Only the number is wanted: how many lines contain the word "ratio"?

Stored entries
____________

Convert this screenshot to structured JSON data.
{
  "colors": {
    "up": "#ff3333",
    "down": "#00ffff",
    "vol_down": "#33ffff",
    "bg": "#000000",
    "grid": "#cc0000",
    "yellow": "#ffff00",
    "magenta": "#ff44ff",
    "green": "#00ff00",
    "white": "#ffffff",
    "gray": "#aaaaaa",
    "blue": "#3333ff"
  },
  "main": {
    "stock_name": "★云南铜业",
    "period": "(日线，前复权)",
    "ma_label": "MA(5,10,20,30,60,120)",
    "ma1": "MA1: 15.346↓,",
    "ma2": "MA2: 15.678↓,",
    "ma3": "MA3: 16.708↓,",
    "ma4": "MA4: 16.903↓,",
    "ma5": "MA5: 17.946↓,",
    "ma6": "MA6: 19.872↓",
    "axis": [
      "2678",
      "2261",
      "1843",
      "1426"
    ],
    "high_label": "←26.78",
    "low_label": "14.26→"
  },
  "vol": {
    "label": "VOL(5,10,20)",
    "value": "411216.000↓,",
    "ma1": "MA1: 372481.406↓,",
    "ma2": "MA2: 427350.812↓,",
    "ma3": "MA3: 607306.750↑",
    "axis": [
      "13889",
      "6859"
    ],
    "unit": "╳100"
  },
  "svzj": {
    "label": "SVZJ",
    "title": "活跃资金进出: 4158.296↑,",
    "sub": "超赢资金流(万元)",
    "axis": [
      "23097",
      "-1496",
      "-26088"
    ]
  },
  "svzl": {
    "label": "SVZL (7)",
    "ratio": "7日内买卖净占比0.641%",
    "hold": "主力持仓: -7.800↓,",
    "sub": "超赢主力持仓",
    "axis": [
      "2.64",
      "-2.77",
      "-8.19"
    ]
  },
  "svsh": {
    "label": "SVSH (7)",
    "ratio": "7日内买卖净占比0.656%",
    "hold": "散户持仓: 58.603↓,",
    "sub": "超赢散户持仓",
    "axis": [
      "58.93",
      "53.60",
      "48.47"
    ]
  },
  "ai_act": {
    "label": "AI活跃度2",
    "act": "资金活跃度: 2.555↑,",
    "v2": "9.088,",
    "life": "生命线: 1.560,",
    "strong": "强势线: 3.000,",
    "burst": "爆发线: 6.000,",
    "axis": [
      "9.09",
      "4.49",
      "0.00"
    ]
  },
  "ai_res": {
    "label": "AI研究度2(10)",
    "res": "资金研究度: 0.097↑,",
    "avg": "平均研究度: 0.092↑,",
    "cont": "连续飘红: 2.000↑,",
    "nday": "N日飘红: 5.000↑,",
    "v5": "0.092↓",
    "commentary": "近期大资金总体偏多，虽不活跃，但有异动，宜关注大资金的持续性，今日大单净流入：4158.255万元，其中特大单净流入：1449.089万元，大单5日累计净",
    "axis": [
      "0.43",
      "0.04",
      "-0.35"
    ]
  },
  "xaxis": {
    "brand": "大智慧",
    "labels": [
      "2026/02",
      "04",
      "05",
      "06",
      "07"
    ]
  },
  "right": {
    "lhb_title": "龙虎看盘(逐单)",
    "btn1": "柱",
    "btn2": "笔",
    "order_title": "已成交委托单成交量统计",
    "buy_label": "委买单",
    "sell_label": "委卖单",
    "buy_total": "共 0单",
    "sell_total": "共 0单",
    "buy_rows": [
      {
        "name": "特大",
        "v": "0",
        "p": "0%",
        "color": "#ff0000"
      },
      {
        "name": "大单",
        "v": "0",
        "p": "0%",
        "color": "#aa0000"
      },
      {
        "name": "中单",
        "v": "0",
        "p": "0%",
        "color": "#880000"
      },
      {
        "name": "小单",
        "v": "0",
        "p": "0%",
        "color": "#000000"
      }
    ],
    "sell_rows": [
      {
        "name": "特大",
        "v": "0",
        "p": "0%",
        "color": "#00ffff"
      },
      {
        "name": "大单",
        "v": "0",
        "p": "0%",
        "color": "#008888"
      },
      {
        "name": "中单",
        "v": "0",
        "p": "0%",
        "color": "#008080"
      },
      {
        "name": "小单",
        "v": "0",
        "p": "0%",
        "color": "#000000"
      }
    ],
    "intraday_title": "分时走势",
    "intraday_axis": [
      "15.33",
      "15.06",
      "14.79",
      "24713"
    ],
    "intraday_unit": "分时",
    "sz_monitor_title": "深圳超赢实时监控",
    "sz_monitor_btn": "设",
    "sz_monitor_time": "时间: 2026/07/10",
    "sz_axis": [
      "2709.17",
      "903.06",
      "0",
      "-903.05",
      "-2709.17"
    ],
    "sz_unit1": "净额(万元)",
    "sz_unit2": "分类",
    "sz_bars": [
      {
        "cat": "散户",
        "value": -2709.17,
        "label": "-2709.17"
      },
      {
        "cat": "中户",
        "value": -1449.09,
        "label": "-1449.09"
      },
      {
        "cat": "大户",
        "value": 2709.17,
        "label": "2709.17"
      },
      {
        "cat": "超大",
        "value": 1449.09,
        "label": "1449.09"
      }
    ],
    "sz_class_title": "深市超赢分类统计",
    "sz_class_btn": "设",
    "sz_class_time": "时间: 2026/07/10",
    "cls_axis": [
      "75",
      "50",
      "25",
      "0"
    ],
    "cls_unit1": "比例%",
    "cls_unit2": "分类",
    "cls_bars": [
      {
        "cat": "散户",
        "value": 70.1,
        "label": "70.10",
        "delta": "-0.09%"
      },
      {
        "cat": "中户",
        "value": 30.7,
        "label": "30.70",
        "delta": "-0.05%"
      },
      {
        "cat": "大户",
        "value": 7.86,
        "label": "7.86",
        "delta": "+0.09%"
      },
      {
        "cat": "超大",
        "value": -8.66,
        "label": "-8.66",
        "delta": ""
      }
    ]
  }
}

____________

• **ANSWER FOR THIS EXERCISE**: 2